Alhamdulillah, sampai di titik ini saya masih tetap bergelut di
dunia tulis-menulis. Meski kini lebih banyak bermain di dunia
sunting-menyunting, menulis tetap kulakukan. Bagaimanapun, saya telanjur bucin
banget dengan aktivitas tersebut.
Berbicara tentang dunia kepenulisan, saya tak pernah bisa melupakan
sosok yang telah mengenalkanku dengan dunia ini. Dialah Verni Sindara, satu
nama dan rupa ini takkan pernah bisa saya lupakan seumur hidupku. Gadis kecil
berwajah cantik, berkulit putih, berambut lurus sebahu dengan karakter yang
senantiasa hangat dan memotivasi.
Kami dahulu sekelas selama bersekolah di SD Mattoanging 1,
sekolahku dulu. Sayangnya, sejak menyelesaikan sekolah di SD yang jaraknya
cukup dekat dari rumahku itu, saya tak pernah lagi mendengar atau mengetahui
kabar Verni.

Entri Data:
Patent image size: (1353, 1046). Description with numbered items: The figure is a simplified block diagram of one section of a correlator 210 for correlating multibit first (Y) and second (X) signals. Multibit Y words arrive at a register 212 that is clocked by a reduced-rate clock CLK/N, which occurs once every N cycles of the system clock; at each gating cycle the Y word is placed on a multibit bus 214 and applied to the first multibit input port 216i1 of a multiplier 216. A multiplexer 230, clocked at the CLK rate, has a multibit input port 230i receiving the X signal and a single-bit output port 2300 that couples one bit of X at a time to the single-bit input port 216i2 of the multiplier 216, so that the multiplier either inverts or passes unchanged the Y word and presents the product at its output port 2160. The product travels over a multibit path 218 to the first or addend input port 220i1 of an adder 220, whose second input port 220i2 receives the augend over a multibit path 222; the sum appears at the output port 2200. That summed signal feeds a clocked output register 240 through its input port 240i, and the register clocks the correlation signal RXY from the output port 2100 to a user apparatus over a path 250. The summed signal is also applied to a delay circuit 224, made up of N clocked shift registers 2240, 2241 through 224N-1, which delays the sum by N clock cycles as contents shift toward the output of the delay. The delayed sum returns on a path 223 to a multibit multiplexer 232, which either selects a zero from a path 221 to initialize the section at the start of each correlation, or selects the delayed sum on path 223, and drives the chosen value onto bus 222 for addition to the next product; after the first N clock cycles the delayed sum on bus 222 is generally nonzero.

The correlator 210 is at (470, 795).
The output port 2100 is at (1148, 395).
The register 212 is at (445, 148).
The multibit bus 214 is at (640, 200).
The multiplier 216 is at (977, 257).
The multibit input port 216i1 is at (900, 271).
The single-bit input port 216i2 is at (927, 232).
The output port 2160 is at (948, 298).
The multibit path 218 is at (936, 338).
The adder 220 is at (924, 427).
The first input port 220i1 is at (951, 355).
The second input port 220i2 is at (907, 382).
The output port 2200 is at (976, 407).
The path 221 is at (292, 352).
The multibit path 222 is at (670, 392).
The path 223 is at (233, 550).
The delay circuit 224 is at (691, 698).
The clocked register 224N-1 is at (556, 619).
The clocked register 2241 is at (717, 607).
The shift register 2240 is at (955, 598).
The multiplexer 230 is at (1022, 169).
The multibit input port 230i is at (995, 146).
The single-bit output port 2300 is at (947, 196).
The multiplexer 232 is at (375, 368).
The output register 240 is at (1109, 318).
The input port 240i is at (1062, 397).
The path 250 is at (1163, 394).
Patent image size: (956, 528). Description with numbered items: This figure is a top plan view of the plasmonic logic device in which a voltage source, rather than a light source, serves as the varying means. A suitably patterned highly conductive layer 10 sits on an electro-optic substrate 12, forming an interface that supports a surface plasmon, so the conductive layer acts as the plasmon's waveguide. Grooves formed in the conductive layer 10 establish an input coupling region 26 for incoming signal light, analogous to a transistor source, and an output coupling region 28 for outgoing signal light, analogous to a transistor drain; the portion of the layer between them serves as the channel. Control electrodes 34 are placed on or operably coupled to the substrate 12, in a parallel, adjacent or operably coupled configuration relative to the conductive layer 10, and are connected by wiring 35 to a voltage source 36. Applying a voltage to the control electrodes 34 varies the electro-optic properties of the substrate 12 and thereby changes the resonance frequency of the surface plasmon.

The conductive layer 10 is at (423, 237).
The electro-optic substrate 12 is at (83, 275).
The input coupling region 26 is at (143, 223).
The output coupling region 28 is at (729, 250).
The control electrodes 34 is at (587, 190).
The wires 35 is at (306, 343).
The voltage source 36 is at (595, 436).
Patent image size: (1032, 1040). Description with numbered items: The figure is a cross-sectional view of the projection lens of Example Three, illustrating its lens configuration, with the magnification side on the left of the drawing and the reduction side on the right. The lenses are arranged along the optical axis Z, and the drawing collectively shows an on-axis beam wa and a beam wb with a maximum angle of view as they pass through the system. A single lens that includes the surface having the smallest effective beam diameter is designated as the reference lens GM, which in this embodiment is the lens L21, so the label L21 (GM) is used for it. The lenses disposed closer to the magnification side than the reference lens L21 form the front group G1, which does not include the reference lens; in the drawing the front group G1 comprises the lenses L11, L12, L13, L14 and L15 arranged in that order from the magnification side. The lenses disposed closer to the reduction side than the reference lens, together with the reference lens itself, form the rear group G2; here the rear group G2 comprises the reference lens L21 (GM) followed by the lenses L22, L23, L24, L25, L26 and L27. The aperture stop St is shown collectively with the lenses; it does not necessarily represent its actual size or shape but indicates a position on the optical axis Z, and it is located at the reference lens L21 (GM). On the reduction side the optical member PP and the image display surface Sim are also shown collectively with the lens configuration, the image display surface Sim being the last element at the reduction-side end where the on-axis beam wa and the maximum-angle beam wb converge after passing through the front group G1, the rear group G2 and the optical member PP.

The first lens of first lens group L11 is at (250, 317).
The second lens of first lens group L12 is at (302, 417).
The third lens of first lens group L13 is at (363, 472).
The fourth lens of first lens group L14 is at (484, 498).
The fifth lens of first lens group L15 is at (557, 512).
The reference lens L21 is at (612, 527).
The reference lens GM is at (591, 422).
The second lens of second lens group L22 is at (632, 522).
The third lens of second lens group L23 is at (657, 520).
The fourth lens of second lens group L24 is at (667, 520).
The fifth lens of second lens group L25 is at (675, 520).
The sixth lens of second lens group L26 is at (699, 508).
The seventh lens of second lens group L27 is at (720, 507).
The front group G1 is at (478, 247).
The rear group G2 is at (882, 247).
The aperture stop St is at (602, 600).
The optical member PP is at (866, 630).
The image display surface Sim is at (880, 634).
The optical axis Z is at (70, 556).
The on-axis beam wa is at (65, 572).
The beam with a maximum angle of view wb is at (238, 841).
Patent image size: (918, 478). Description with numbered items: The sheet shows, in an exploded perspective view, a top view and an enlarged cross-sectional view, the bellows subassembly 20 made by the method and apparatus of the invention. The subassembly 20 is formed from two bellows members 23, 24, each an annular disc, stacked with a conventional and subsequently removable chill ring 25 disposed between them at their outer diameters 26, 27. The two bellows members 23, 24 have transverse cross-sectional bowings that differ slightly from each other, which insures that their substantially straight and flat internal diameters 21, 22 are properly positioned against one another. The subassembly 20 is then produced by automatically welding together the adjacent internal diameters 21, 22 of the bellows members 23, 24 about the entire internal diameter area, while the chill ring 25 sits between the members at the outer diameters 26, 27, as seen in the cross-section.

Tugas:
Tulis ulang bagian teks bacaan yang dimulai pada kata "Alhamdulillah, sampai di" dan berhenti setelah "dengan aktivitas tersebut.", lalu ubah "aktivitas" menjadi "kegiatan".

Hasil:
Alhamdulillah, sampai di titik ini saya masih tetap bergelut di
dunia tulis-menulis. Meski kini lebih banyak bermain di dunia
sunting-menyunting, menulis tetap kulakukan. Bagaimanapun, saya telanjur bucin
banget dengan kegiatan tersebut.